### What you have to do
Output the material beneath exactly, leaving nothing out.
-- Start of Data shown --
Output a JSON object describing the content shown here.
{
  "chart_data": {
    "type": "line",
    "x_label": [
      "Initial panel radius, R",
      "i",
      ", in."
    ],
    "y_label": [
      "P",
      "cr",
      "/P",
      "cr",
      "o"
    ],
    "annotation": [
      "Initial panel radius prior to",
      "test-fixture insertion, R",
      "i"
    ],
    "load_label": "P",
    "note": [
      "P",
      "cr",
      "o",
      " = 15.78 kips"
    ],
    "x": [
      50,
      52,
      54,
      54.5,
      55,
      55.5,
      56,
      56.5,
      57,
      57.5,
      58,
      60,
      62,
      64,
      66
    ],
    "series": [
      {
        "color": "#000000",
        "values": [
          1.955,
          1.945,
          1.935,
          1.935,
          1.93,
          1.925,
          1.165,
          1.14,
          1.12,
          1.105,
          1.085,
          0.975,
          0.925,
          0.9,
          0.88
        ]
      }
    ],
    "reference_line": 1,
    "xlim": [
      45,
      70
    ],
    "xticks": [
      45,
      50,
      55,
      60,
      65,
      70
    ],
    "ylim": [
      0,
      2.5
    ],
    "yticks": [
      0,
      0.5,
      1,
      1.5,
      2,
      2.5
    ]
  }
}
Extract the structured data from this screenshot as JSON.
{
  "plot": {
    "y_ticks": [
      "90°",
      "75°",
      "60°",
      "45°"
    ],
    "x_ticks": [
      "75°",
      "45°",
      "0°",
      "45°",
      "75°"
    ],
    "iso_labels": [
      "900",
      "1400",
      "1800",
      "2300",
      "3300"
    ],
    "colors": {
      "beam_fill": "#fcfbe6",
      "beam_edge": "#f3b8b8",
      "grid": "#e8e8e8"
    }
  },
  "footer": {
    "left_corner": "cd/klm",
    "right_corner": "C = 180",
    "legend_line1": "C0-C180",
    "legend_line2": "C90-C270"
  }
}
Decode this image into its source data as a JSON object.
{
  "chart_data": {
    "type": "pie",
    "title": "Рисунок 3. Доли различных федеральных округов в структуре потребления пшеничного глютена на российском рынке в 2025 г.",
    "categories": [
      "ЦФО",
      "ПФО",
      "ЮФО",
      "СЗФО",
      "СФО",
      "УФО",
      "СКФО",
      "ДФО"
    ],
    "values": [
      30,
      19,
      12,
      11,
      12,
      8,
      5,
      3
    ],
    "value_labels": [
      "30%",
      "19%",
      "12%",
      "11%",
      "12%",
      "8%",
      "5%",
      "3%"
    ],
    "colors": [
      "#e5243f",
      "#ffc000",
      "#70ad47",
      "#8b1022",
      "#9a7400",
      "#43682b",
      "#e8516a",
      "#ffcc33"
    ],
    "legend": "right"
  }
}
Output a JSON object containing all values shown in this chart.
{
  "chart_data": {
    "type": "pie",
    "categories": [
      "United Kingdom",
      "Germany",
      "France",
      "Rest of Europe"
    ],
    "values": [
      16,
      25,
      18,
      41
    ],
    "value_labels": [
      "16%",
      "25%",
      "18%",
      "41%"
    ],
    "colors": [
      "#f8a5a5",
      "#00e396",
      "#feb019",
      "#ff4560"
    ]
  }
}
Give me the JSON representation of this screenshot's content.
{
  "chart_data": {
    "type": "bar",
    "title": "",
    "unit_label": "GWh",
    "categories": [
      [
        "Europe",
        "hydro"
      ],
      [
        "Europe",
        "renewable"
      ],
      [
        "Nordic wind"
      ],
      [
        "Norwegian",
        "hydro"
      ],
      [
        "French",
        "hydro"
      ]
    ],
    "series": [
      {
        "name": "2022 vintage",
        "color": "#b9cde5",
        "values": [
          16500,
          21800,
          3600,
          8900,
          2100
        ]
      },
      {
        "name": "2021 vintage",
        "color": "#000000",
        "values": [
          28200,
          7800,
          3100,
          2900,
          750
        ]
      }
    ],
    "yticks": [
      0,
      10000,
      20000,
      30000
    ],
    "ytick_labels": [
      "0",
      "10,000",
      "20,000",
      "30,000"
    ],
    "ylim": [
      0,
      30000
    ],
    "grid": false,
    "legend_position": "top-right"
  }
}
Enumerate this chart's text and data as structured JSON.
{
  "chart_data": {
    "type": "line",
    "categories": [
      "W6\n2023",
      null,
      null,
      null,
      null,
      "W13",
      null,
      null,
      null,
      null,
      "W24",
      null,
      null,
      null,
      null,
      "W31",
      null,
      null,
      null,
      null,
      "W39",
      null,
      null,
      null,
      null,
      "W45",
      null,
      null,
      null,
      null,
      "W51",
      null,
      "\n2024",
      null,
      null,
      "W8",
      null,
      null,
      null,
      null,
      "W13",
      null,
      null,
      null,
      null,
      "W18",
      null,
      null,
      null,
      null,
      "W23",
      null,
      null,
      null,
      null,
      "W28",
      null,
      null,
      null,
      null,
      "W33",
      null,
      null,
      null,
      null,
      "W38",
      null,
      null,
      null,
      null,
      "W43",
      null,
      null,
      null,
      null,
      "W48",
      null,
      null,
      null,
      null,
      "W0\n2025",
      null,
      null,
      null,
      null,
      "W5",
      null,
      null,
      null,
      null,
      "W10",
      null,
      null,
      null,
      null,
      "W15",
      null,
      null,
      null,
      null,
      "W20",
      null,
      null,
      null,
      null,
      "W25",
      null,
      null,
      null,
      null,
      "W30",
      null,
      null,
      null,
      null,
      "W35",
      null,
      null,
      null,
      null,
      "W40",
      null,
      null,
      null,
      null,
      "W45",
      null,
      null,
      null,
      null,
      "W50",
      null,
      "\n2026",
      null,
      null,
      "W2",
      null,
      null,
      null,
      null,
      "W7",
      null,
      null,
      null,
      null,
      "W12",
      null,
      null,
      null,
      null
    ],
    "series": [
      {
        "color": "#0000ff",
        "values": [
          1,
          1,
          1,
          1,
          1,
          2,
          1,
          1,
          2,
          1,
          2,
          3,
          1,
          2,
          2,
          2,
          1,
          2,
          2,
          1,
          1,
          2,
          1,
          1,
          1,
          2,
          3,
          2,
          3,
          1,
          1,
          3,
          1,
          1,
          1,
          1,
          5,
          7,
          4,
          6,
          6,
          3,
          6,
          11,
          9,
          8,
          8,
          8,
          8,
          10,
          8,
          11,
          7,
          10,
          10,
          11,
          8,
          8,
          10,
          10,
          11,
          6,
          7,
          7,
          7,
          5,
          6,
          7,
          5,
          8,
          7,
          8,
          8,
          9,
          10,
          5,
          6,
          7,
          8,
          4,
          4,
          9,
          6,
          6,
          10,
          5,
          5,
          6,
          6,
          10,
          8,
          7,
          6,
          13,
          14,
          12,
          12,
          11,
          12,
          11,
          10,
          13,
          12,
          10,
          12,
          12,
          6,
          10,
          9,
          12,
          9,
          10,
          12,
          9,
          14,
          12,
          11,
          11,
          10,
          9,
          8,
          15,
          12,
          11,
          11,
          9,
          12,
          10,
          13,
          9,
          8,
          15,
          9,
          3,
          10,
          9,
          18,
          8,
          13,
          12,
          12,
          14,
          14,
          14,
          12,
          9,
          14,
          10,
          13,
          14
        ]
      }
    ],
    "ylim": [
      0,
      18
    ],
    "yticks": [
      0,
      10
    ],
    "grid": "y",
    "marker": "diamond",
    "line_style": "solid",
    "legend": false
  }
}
-- End of Data shown --
### Response to the exercise
Output a JSON object describing the content shown here.
{
  "chart_data": {
    "type": "line",
    "x_label": [
      "Initial panel radius, R",
      "i",
      ", in."
    ],
    "y_label": [
      "P",
      "cr",
      "/P",
      "cr",
      "o"
    ],
    "annotation": [
      "Initial panel radius prior to",
      "test-fixture insertion, R",
      "i"
    ],
    "load_label": "P",
    "note": [
      "P",
      "cr",
      "o",
      " = 15.78 kips"
    ],
    "x": [
      50,
      52,
      54,
      54.5,
      55,
      55.5,
      56,
      56.5,
      57,
      57.5,
      58,
      60,
      62,
      64,
      66
    ],
    "series": [
      {
        "color": "#000000",
        "values": [
          1.955,
          1.945,
          1.935,
          1.935,
          1.93,
          1.925,
          1.165,
          1.14,
          1.12,
          1.105,
          1.085,
          0.975,
          0.925,
          0.9,
          0.88
        ]
      }
    ],
    "reference_line": 1,
    "xlim": [
      45,
      70
    ],
    "xticks": [
      45,
      50,
      55,
      60,
      65,
      70
    ],
    "ylim": [
      0,
      2.5
    ],
    "yticks": [
      0,
      0.5,
      1,
      1.5,
      2,
      2.5
    ]
  }
}
Extract the structured data from this screenshot as JSON.
{
  "plot": {
    "y_ticks": [
      "90°",
      "75°",
      "60°",
      "45°"
    ],
    "x_ticks": [
      "75°",
      "45°",
      "0°",
      "45°",
      "75°"
    ],
    "iso_labels": [
      "900",
      "1400",
      "1800",
      "2300",
      "3300"
    ],
    "colors": {
      "beam_fill": "#fcfbe6",
      "beam_edge": "#f3b8b8",
      "grid": "#e8e8e8"
    }
  },
  "footer": {
    "left_corner": "cd/klm",
    "right_corner": "C = 180",
    "legend_line1": "C0-C180",
    "legend_line2": "C90-C270"
  }
}
Decode this image into its source data as a JSON object.
{
  "chart_data": {
    "type": "pie",
    "title": "Рисунок 3. Доли различных федеральных округов в структуре потребления пшеничного глютена на российском рынке в 2025 г.",
    "categories": [
      "ЦФО",
      "ПФО",
      "ЮФО",
      "СЗФО",
      "СФО",
      "УФО",
      "СКФО",
      "ДФО"
    ],
    "values": [
      30,
      19,
      12,
      11,
      12,
      8,
      5,
      3
    ],
    "value_labels": [
      "30%",
      "19%",
      "12%",
      "11%",
      "12%",
      "8%",
      "5%",
      "3%"
    ],
    "colors": [
      "#e5243f",
      "#ffc000",
      "#70ad47",
      "#8b1022",
      "#9a7400",
      "#43682b",
      "#e8516a",
      "#ffcc33"
    ],
    "legend": "right"
  }
}
Output a JSON object containing all values shown in this chart.
{
  "chart_data": {
    "type": "pie",
    "categories": [
      "United Kingdom",
      "Germany",
      "France",
      "Rest of Europe"
    ],
    "values": [
      16,
      25,
      18,
      41
    ],
    "value_labels": [
      "16%",
      "25%",
      "18%",
      "41%"
    ],
    "colors": [
      "#f8a5a5",
      "#00e396",
      "#feb019",
      "#ff4560"
    ]
  }
}
Give me the JSON representation of this screenshot's content.
{
  "chart_data": {
    "type": "bar",
    "title": "",
    "unit_label": "GWh",
    "categories": [
      [
        "Europe",
        "hydro"
      ],
      [
        "Europe",
        "renewable"
      ],
      [
        "Nordic wind"
      ],
      [
        "Norwegian",
        "hydro"
      ],
      [
        "French",
        "hydro"
      ]
    ],
    "series": [
      {
        "name": "2022 vintage",
        "color": "#b9cde5",
        "values": [
          16500,
          21800,
          3600,
          8900,
          2100
        ]
      },
      {
        "name": "2021 vintage",
        "color": "#000000",
        "values": [
          28200,
          7800,
          3100,
          2900,
          750
        ]
      }
    ],
    "yticks": [
      0,
      10000,
      20000,
      30000
    ],
    "ytick_labels": [
      "0",
      "10,000",
      "20,000",
      "30,000"
    ],
    "ylim": [
      0,
      30000
    ],
    "grid": false,
    "legend_position": "top-right"
  }
}
Enumerate this chart's text and data as structured JSON.
{
  "chart_data": {
    "type": "line",
    "categories": [
      "W6\n2023",
      null,
      null,
      null,
      null,
      "W13",
      null,
      null,
      null,
      null,
      "W24",
      null,
      null,
      null,
      null,
      "W31",
      null,
      null,
      null,
      null,
      "W39",
      null,
      null,
      null,
      null,
      "W45",
      null,
      null,
      null,
      null,
      "W51",
      null,
      "\n2024",
      null,
      null,
      "W8",
      null,
      null,
      null,
      null,
      "W13",
      null,
      null,
      null,
      null,
      "W18",
      null,
      null,
      null,
      null,
      "W23",
      null,
      null,
      null,
      null,
      "W28",
      null,
      null,
      null,
      null,
      "W33",
      null,
      null,
      null,
      null,
      "W38",
      null,
      null,
      null,
      null,
      "W43",
      null,
      null,
      null,
      null,
      "W48",
      null,
      null,
      null,
      null,
      "W0\n2025",
      null,
      null,
      null,
      null,
      "W5",
      null,
      null,
      null,
      null,
      "W10",
      null,
      null,
      null,
      null,
      "W15",
      null,
      null,
      null,
      null,
      "W20",
      null,
      null,
      null,
      null,
      "W25",
      null,
      null,
      null,
      null,
      "W30",
      null,
      null,
      null,
      null,
      "W35",
      null,
      null,
      null,
      null,
      "W40",
      null,
      null,
      null,
      null,
      "W45",
      null,
      null,
      null,
      null,
      "W50",
      null,
      "\n2026",
      null,
      null,
      "W2",
      null,
      null,
      null,
      null,
      "W7",
      null,
      null,
      null,
      null,
      "W12",
      null,
      null,
      null,
      null
    ],
    "series": [
      {
        "color": "#0000ff",
        "values": [
          1,
          1,
          1,
          1,
          1,
          2,
          1,
          1,
          2,
          1,
          2,
          3,
          1,
          2,
          2,
          2,
          1,
          2,
          2,
          1,
          1,
          2,
          1,
          1,
          1,
          2,
          3,
          2,
          3,
          1,
          1,
          3,
          1,
          1,
          1,
          1,
          5,
          7,
          4,
          6,
          6,
          3,
          6,
          11,
          9,
          8,
          8,
          8,
          8,
          10,
          8,
          11,
          7,
          10,
          10,
          11,
          8,
          8,
          10,
          10,
          11,
          6,
          7,
          7,
          7,
          5,
          6,
          7,
          5,
          8,
          7,
          8,
          8,
          9,
          10,
          5,
          6,
          7,
          8,
          4,
          4,
          9,
          6,
          6,
          10,
          5,
          5,
          6,
          6,
          10,
          8,
          7,
          6,
          13,
          14,
          12,
          12,
          11,
          12,
          11,
          10,
          13,
          12,
          10,
          12,
          12,
          6,
          10,
          9,
          12,
          9,
          10,
          12,
          9,
          14,
          12,
          11,
          11,
          10,
          9,
          8,
          15,
          12,
          11,
          11,
          9,
          12,
          10,
          13,
          9,
          8,
          15,
          9,
          3,
          10,
          9,
          18,
          8,
          13,
          12,
          12,
          14,
          14,
          14,
          12,
          9,
          14,
          10,
          13,
          14
        ]
      }
    ],
    "ylim": [
      0,
      18
    ],
    "yticks": [
      0,
      10
    ],
    "grid": "y",
    "marker": "diamond",
    "line_style": "solid",
    "legend": false
  }
}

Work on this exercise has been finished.